- _DIRECTIVE_
Write out the whole listing, matching it exactly.

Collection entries
========================

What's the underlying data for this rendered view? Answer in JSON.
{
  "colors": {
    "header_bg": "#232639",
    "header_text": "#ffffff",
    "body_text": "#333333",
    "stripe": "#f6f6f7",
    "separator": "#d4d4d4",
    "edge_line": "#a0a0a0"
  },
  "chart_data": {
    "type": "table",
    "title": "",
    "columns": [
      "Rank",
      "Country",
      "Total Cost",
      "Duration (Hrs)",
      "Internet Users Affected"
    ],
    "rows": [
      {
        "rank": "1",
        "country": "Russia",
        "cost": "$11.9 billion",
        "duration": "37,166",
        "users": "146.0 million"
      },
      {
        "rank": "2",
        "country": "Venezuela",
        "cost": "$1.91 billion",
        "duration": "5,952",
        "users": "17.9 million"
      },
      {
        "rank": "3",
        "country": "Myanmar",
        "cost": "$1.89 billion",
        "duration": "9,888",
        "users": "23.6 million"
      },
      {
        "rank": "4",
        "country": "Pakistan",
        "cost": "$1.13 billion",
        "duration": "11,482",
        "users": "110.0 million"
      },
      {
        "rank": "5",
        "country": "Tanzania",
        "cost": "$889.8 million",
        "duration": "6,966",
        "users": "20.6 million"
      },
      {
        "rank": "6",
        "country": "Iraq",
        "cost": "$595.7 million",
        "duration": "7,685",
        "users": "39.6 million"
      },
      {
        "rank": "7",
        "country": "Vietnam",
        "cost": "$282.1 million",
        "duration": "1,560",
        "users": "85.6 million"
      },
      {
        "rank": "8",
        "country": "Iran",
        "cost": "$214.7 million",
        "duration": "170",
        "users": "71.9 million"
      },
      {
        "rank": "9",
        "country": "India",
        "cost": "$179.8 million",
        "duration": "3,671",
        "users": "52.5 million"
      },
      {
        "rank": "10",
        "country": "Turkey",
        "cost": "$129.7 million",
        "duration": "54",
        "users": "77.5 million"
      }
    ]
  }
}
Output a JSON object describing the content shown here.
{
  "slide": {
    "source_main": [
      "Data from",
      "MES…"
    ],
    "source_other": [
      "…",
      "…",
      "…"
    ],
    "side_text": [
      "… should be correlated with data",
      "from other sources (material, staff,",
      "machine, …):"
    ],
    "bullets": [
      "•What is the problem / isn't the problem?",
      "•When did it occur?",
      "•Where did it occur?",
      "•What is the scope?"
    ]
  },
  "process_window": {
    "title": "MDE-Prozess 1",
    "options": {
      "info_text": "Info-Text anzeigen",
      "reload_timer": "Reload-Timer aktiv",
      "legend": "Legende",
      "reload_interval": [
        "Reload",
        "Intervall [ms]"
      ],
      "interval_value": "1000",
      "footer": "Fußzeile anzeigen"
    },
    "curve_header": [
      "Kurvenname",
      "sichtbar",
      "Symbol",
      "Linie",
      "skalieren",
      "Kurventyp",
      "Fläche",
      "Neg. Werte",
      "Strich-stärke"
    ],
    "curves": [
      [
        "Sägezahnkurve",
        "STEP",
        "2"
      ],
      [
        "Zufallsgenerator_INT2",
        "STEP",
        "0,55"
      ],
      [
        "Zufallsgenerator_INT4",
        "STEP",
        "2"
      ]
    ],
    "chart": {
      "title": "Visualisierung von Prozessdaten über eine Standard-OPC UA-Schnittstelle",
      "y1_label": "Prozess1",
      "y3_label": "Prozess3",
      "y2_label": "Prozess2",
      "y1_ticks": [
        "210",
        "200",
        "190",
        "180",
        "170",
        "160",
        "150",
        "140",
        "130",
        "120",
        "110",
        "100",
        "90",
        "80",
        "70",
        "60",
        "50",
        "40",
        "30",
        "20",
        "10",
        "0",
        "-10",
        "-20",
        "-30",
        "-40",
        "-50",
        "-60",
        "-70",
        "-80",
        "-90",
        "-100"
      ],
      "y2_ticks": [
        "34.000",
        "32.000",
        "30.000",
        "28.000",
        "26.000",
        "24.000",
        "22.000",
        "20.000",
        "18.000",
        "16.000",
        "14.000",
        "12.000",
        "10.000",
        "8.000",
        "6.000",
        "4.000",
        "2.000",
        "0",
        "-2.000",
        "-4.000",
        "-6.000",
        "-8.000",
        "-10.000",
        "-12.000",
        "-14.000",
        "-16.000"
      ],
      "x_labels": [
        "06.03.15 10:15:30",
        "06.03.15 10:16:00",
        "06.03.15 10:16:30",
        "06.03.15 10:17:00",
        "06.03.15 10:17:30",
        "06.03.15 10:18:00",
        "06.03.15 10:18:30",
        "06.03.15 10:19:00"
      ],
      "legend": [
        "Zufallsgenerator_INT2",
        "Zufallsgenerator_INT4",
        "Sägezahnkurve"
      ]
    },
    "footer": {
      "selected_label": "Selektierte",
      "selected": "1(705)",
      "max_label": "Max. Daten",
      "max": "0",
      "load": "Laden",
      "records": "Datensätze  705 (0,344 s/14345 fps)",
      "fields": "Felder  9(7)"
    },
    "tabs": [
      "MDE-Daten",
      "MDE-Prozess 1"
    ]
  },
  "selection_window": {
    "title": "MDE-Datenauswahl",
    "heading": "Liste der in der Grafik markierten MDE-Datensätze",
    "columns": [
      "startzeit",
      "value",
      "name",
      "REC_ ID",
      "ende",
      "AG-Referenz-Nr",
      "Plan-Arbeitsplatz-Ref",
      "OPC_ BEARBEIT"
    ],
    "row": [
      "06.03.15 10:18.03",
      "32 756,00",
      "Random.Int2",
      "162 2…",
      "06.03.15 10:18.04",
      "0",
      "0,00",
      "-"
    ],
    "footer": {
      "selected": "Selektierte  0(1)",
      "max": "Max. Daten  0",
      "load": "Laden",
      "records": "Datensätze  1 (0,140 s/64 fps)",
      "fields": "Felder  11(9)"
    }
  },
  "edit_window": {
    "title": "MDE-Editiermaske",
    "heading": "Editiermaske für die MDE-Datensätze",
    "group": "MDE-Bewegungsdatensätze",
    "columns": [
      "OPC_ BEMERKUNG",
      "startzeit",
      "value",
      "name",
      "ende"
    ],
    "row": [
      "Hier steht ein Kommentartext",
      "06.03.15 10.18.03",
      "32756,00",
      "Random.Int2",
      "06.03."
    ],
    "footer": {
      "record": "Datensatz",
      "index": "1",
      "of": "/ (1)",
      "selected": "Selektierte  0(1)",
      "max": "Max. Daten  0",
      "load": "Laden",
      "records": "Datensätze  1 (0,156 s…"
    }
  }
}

========================

- _WRITTEN ANSWER_
What's the underlying data for this rendered view? Answer in JSON.
{
  "colors": {
    "header_bg": "#232639",
    "header_text": "#ffffff",
    "body_text": "#333333",
    "stripe": "#f6f6f7",
    "separator": "#d4d4d4",
    "edge_line": "#a0a0a0"
  },
  "chart_data": {
    "type": "table",
    "title": "",
    "columns": [
      "Rank",
      "Country",
      "Total Cost",
      "Duration (Hrs)",
      "Internet Users Affected"
    ],
    "rows": [
      {
        "rank": "1",
        "country": "Russia",
        "cost": "$11.9 billion",
        "duration": "37,166",
        "users": "146.0 million"
      },
      {
        "rank": "2",
        "country": "Venezuela",
        "cost": "$1.91 billion",
        "duration": "5,952",
        "users": "17.9 million"
      },
      {
        "rank": "3",
        "country": "Myanmar",
        "cost": "$1.89 billion",
        "duration": "9,888",
        "users": "23.6 million"
      },
      {
        "rank": "4",
        "country": "Pakistan",
        "cost": "$1.13 billion",
        "duration": "11,482",
        "users": "110.0 million"
      },
      {
        "rank": "5",
        "country": "Tanzania",
        "cost": "$889.8 million",
        "duration": "6,966",
        "users": "20.6 million"
      },
      {
        "rank": "6",
        "country": "Iraq",
        "cost": "$595.7 million",
        "duration": "7,685",
        "users": "39.6 million"
      },
      {
        "rank": "7",
        "country": "Vietnam",
        "cost": "$282.1 million",
        "duration": "1,560",
        "users": "85.6 million"
      },
      {
        "rank": "8",
        "country": "Iran",
        "cost": "$214.7 million",
        "duration": "170",
        "users": "71.9 million"
      },
      {
        "rank": "9",
        "country": "India",
        "cost": "$179.8 million",
        "duration": "3,671",
        "users": "52.5 million"
      },
      {
        "rank": "10",
        "country": "Turkey",
        "cost": "$129.7 million",
        "duration": "54",
        "users": "77.5 million"
      }
    ]
  }
}
Output a JSON object describing the content shown here.
{
  "slide": {
    "source_main": [
      "Data from",
      "MES…"
    ],
    "source_other": [
      "…",
      "…",
      "…"
    ],
    "side_text": [
      "… should be correlated with data",
      "from other sources (material, staff,",
      "machine, …):"
    ],
    "bullets": [
      "•What is the problem / isn't the problem?",
      "•When did it occur?",
      "•Where did it occur?",
      "•What is the scope?"
    ]
  },
  "process_window": {
    "title": "MDE-Prozess 1",
    "options": {
      "info_text": "Info-Text anzeigen",
      "reload_timer": "Reload-Timer aktiv",
      "legend": "Legende",
      "reload_interval": [
        "Reload",
        "Intervall [ms]"
      ],
      "interval_value": "1000",
      "footer": "Fußzeile anzeigen"
    },
    "curve_header": [
      "Kurvenname",
      "sichtbar",
      "Symbol",
      "Linie",
      "skalieren",
      "Kurventyp",
      "Fläche",
      "Neg. Werte",
      "Strich-stärke"
    ],
    "curves": [
      [
        "Sägezahnkurve",
        "STEP",
        "2"
      ],
      [
        "Zufallsgenerator_INT2",
        "STEP",
        "0,55"
      ],
      [
        "Zufallsgenerator_INT4",
        "STEP",
        "2"
      ]
    ],
    "chart": {
      "title": "Visualisierung von Prozessdaten über eine Standard-OPC UA-Schnittstelle",
      "y1_label": "Prozess1",
      "y3_label": "Prozess3",
      "y2_label": "Prozess2",
      "y1_ticks": [
        "210",
        "200",
        "190",
        "180",
        "170",
        "160",
        "150",
        "140",
        "130",
        "120",
        "110",
        "100",
        "90",
        "80",
        "70",
        "60",
        "50",
        "40",
        "30",
        "20",
        "10",
        "0",
        "-10",
        "-20",
        "-30",
        "-40",
        "-50",
        "-60",
        "-70",
        "-80",
        "-90",
        "-100"
      ],
      "y2_ticks": [
        "34.000",
        "32.000",
        "30.000",
        "28.000",
        "26.000",
        "24.000",
        "22.000",
        "20.000",
        "18.000",
        "16.000",
        "14.000",
        "12.000",
        "10.000",
        "8.000",
        "6.000",
        "4.000",
        "2.000",
        "0",
        "-2.000",
        "-4.000",
        "-6.000",
        "-8.000",
        "-10.000",
        "-12.000",
        "-14.000",
        "-16.000"
      ],
      "x_labels": [
        "06.03.15 10:15:30",
        "06.03.15 10:16:00",
        "06.03.15 10:16:30",
        "06.03.15 10:17:00",
        "06.03.15 10:17:30",
        "06.03.15 10:18:00",
        "06.03.15 10:18:30",
        "06.03.15 10:19:00"
      ],
      "legend": [
        "Zufallsgenerator_INT2",
        "Zufallsgenerator_INT4",
        "Sägezahnkurve"
      ]
    },
    "footer": {
      "selected_label": "Selektierte",
      "selected": "1(705)",
      "max_label": "Max. Daten",
      "max": "0",
      "load": "Laden",
      "records": "Datensätze  705 (0,344 s/14345 fps)",
      "fields": "Felder  9(7)"
    },
    "tabs": [
      "MDE-Daten",
      "MDE-Prozess 1"
    ]
  },
  "selection_window": {
    "title": "MDE-Datenauswahl",
    "heading": "Liste der in der Grafik markierten MDE-Datensätze",
    "columns": [
      "startzeit",
      "value",
      "name",
      "REC_ ID",
      "ende",
      "AG-Referenz-Nr",
      "Plan-Arbeitsplatz-Ref",
      "OPC_ BEARBEIT"
    ],
    "row": [
      "06.03.15 10:18.03",
      "32 756,00",
      "Random.Int2",
      "162 2…",
      "06.03.15 10:18.04",
      "0",
      "0,00",
      "-"
    ],
    "footer": {
      "selected": "Selektierte  0(1)",
      "max": "Max. Daten  0",
      "load": "Laden",
      "records": "Datensätze  1 (0,140 s/64 fps)",
      "fields": "Felder  11(9)"
    }
  },
  "edit_window": {
    "title": "MDE-Editiermaske",
    "heading": "Editiermaske für die MDE-Datensätze",
    "group": "MDE-Bewegungsdatensätze",
    "columns": [
      "OPC_ BEMERKUNG",
      "startzeit",
      "value",
      "name",
      "ende"
    ],
    "row": [
      "Hier steht ein Kommentartext",
      "06.03.15 10.18.03",
      "32756,00",
      "Random.Int2",
      "06.03."
    ],
    "footer": {
      "record": "Datensatz",
      "index": "1",
      "of": "/ (1)",
      "selected": "Selektierte  0(1)",
      "max": "Max. Daten  0",
      "load": "Laden",
      "records": "Datensätze  1 (0,156 s…"
    }
  }
}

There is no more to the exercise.